Exercise:
Reproduce each line bearing the word "建筑桩基技术规范".

(Dataset records)
====

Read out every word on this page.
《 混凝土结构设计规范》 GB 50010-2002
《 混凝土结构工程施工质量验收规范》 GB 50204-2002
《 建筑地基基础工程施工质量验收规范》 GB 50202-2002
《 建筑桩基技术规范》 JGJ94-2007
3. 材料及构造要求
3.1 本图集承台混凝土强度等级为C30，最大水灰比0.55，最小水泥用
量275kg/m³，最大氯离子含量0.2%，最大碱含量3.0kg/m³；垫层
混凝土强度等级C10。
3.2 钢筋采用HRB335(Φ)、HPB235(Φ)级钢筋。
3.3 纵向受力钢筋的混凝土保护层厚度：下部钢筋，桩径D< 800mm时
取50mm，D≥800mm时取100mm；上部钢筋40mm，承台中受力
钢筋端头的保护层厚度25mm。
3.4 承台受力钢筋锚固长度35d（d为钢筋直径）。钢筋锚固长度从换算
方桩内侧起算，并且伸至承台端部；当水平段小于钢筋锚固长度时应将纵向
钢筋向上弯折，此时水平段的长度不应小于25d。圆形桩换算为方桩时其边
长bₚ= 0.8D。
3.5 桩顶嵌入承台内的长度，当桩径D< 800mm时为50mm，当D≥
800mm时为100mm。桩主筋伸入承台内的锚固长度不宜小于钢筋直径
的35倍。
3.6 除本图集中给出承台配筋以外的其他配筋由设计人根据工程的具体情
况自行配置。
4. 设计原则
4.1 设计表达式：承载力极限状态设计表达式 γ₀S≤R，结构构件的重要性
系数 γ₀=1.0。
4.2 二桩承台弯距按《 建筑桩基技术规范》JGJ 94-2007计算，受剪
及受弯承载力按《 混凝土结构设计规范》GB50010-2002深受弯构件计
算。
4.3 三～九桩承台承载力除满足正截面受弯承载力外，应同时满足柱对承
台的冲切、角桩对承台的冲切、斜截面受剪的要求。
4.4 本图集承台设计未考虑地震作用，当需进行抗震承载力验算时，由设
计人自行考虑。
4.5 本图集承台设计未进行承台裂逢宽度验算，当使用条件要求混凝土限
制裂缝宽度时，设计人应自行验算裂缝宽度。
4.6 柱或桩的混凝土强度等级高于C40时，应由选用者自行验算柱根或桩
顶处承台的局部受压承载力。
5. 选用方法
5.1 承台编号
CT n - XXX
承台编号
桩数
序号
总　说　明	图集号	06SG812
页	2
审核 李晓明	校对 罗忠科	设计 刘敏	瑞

====

Written response:
《 建筑桩基技术规范》 JGJ94-2007
4.2 二桩承台弯距按《 建筑桩基技术规范》JGJ 94-2007计算，受剪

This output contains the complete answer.